N.06
Novembre/Dicembre 1995

La mia via all’amore verginale

 

Un ricordo: “l’amore verginale è impossibile”

Non tutti possono capirlo, ma solo coloro ai quali è stato concesso (Mt 19,11)

 

Come succede con le fotografie, che fissano insieme all’immagine i dettagli e le emozioni di una certa situazione anche molto lontana nel tempo e la fanno rivivere nella memoria, così mi accade quando ricordo questo assioma ben radicato nella mia mente alle soglie della maggiore età. Nella sua semplicità e assolutezza infatti, rende assai bene la schiavitù nella terra di Egitto dalla quale il Signore mi ha fatto uscire fino a convincermi lungo questi anni, e soprattutto a farmi vivere oggi dell’esatto contrario, con una semplicità e naturalezza assolutamente inimmaginabile allora. Volutamente dico: “naturalezza”  perché a quel tempo pensavo che per un uomo l’amore verginale fosse “contro natura” come l’omosessualità, o nascostamente soddisfacevano i loro “bisogni sessuali naturali” come di fatto la cronaca dei giornali talvolta con crudezza o ironia riportava.

Mi rendo perfettamente conto che tale teorema con i suoi corollari, soprattutto agli orecchi di chi è consacrato da parecchi anni, suona come una ingenuità tipica del periodo adolescenziale. Purtroppo però si tratta di una “ingenuità” molto diffusa anche tra i giovani e le persone adulte che ho successivamente incontrato… È una menzogna che psicologi e psicoanalisti non cattolici continuano a divulgare introducendo, perfino nella cultura teologica, il concetto di bontà e necessità del matrimonio per i sacerdoti o della liceità morale della masturbazione per il consacrato che deve superare un momentaneo periodo di stress (si vedano le recenti affermazioni di alcuni teologi tedeschi abbagliati dalle parzialissime conclusioni umane di queste scienze che studiano la psiche).

Adesso che sto per essere ordinato presbitero della Diocesi di Roma e ho “rinunciato” all’amore di una ragazza che amavo veramente più della mia vita e con la quale sono stato fidanzato per circa sette anni di continua crescita nell’amore, se penso a ciò che credevo e alla gioia e alla pace che provo oggi, con la viva coscienza di aver risposto ad un Amore più grande che mi chiamava e mi chiedeva l’offerta di tutto me stesso (più che una qualche rinuncia a qualcuno o a qualcosa), non riesco a non stupirmi dei prodigi che il Signore ha operato dentro di me, e sento il bisogno di testimoniarlo e di benedire anch’io il Padre che ha tenuto nascoste queste cose ai sapienti e agli intelligenti e le ha rivelate ai piccoli… Il Dio che aprì il Mar Rosso davanti a Israele, ha aperto davanti ai miei occhi un mare di superbia e impurità. Egli è Colui per il quale “l’impossibile è possibile”… Colui che sa “vendicarsi” sempre e solo sovrabbondando in un amore Onnipotente che prima ti lascia libero di sbagliare, poi permette che provi la fame perché tu possa rientrare in te stesso e intuendo la verità desiderare di cambiare. Infine ti cambia e si conquista uno “che per l’innanzi era tutto l’opposto, mentre ora va annunziando questa buona notizia del suo Amore concreto ed efficace”, con l’evidenza della propria trasformazione.

------------

### CONSEGNA 1
Trascriva fedelmente il passo della testimonianza sull'amore verginale che va da "Mi rendo perfettamente" fino a "studiano la psiche).", quest'ultimo incluso.
### CONSEGNA 2
Secondo la testimonianza sull'amore verginale, per quanto tempo è durato il fidanzamento di chi scrive?
### CONSEGNA 3
Traduca in inglese questa frase della testimonianza sull'amore verginale: «Il Dio che aprì il Mar Rosso davanti a Israele, ha aperto davanti ai miei occhi un mare di superbia e impurità.»

------------

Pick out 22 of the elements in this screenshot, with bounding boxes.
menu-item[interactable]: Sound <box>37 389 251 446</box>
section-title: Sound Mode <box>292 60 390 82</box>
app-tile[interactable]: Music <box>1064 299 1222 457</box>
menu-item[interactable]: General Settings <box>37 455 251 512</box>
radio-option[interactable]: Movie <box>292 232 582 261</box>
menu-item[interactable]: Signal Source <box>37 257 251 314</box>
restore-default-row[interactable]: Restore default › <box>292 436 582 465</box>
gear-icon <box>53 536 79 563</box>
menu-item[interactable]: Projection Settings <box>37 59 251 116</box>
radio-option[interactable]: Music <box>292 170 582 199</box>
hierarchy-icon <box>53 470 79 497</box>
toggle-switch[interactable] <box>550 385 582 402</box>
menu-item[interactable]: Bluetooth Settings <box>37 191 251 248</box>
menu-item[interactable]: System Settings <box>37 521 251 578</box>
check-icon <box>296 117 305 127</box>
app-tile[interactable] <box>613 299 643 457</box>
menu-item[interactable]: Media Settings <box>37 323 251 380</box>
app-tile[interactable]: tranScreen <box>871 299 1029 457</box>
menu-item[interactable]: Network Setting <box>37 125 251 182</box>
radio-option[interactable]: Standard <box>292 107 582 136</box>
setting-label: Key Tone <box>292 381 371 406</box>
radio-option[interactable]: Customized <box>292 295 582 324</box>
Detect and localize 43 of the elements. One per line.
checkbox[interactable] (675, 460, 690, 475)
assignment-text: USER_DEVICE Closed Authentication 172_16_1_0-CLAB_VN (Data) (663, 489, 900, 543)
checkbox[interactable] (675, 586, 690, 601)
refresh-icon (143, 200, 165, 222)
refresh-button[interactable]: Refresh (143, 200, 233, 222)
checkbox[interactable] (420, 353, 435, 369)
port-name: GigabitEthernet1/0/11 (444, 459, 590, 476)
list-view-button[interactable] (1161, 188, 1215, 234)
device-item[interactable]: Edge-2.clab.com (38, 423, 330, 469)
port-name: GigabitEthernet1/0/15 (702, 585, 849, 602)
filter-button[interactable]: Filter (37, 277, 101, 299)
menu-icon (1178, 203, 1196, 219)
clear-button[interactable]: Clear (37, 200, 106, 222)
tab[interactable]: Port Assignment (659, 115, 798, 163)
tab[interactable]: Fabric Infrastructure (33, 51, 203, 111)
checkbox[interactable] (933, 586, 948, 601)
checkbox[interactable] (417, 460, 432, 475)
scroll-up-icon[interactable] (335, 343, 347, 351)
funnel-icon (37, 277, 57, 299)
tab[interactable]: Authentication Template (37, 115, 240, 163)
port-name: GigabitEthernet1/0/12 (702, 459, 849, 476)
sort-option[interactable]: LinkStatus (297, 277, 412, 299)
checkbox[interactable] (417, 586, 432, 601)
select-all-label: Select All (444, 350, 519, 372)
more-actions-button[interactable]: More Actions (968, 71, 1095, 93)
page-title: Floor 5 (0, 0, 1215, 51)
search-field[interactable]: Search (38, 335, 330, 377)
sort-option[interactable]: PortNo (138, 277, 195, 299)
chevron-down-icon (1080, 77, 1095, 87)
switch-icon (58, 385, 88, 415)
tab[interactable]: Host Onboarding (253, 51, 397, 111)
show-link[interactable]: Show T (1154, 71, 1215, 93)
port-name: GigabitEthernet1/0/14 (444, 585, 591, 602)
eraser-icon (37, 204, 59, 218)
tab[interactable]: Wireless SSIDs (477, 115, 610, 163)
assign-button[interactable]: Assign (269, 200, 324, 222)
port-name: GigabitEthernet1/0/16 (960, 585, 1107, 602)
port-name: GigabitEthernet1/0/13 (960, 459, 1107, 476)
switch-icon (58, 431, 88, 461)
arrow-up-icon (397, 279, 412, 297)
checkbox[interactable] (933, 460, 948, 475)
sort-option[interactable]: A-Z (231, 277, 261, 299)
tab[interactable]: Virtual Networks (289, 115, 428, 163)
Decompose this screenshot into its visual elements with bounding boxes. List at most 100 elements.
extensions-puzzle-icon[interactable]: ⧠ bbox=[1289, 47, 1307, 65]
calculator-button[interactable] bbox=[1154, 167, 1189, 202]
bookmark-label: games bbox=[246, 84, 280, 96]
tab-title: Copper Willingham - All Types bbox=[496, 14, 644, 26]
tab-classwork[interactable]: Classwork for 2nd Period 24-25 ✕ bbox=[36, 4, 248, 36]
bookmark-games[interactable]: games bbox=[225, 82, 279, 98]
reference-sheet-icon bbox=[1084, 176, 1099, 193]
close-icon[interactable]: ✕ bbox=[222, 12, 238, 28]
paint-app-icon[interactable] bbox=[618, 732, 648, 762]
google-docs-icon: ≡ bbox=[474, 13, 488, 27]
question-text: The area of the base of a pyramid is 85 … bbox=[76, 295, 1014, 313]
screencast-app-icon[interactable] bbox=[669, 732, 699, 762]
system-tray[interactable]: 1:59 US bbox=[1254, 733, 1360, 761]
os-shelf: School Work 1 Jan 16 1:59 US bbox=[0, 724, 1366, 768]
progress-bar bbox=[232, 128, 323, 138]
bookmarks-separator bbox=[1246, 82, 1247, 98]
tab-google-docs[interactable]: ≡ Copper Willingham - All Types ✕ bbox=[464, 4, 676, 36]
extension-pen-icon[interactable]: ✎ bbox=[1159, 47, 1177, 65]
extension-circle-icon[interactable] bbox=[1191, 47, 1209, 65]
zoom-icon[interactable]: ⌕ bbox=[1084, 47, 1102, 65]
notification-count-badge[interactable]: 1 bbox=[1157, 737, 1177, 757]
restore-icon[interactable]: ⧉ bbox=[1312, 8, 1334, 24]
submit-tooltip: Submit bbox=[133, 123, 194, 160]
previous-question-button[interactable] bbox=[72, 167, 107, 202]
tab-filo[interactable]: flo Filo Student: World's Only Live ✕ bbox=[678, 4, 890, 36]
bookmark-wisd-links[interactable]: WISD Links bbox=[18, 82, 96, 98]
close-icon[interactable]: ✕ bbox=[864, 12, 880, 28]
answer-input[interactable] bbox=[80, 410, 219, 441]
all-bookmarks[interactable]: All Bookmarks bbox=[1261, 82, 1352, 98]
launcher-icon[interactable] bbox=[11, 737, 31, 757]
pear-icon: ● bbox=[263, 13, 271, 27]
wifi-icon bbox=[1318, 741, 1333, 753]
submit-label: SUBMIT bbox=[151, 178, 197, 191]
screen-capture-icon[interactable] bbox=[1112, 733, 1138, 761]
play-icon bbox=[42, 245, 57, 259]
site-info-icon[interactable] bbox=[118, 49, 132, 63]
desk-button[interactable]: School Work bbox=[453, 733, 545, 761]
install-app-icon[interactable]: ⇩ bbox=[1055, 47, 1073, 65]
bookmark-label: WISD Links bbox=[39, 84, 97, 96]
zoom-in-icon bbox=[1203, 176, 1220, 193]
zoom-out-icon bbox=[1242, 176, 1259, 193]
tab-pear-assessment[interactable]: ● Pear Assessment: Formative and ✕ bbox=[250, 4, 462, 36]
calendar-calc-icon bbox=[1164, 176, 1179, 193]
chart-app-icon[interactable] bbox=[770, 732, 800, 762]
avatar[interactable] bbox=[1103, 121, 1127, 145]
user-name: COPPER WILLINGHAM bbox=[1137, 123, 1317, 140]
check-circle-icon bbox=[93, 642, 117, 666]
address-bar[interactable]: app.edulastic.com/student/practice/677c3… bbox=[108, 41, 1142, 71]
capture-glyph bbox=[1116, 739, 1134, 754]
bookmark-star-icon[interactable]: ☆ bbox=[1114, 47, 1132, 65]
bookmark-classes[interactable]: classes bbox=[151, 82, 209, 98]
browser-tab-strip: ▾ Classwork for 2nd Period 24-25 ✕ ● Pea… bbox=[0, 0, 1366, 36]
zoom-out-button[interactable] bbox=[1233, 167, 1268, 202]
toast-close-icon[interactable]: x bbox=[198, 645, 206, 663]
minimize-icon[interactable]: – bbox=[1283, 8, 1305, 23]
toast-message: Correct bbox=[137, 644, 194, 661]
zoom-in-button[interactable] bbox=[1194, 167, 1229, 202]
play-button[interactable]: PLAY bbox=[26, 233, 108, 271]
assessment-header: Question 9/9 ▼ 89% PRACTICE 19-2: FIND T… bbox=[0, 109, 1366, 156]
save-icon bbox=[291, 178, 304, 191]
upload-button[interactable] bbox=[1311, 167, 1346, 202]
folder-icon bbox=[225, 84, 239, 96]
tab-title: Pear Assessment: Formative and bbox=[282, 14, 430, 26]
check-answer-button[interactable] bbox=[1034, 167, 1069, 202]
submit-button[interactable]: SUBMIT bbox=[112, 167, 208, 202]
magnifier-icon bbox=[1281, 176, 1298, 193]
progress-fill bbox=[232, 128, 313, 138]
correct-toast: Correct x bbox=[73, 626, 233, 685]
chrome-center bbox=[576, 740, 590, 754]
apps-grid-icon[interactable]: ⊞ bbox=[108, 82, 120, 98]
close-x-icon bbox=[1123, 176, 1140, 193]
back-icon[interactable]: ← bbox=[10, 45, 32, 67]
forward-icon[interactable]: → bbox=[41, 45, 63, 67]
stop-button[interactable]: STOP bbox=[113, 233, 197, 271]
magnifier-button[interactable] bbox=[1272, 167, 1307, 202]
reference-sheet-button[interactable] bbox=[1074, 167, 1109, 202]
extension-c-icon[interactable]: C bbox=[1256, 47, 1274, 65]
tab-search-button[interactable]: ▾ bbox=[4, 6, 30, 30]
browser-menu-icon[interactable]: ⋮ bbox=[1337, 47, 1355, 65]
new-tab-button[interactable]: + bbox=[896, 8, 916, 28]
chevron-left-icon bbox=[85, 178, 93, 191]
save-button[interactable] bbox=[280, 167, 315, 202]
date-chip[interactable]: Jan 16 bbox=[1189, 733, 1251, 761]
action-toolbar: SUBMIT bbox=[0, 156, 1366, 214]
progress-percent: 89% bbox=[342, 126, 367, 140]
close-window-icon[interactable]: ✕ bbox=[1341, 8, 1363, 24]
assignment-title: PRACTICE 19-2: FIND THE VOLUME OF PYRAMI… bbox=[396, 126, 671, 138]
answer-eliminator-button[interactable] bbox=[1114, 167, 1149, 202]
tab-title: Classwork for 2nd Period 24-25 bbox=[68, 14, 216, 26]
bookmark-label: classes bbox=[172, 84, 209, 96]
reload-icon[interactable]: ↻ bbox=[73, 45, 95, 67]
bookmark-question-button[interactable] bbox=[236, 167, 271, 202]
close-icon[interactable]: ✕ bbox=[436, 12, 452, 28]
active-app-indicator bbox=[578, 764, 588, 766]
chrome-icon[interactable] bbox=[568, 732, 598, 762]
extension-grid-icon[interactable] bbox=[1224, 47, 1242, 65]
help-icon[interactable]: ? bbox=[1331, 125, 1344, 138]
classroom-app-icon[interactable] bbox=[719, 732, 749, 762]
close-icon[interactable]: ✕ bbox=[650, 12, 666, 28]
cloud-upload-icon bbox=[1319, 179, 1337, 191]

------------

### RISPOSTA FINALE 1
Mi rendo perfettamente conto che tale teorema con i suoi corollari, soprattutto agli orecchi di chi è consacrato da parecchi anni, suona come una ingenuità tipica del periodo adolescenziale. Purtroppo però si tratta di una “ingenuità” molto diffusa anche tra i giovani e le persone adulte che ho successivamente incontrato… È una menzogna che psicologi e psicoanalisti non cattolici continuano a divulgare introducendo, perfino nella cultura teologica, il concetto di bontà e necessità del matrimonio per i sacerdoti o della liceità morale della masturbazione per il consacrato che deve superare un momentaneo periodo di stress (si vedano le recenti affermazioni di alcuni teologi tedeschi abbagliati dalle parzialissime conclusioni umane di queste scienze che studiano la psiche).

### RISPOSTA FINALE 2
Circa sette anni.

### RISPOSTA FINALE 3
The God who opened the Red Sea before Israel has opened before my eyes a sea of pride and impurity.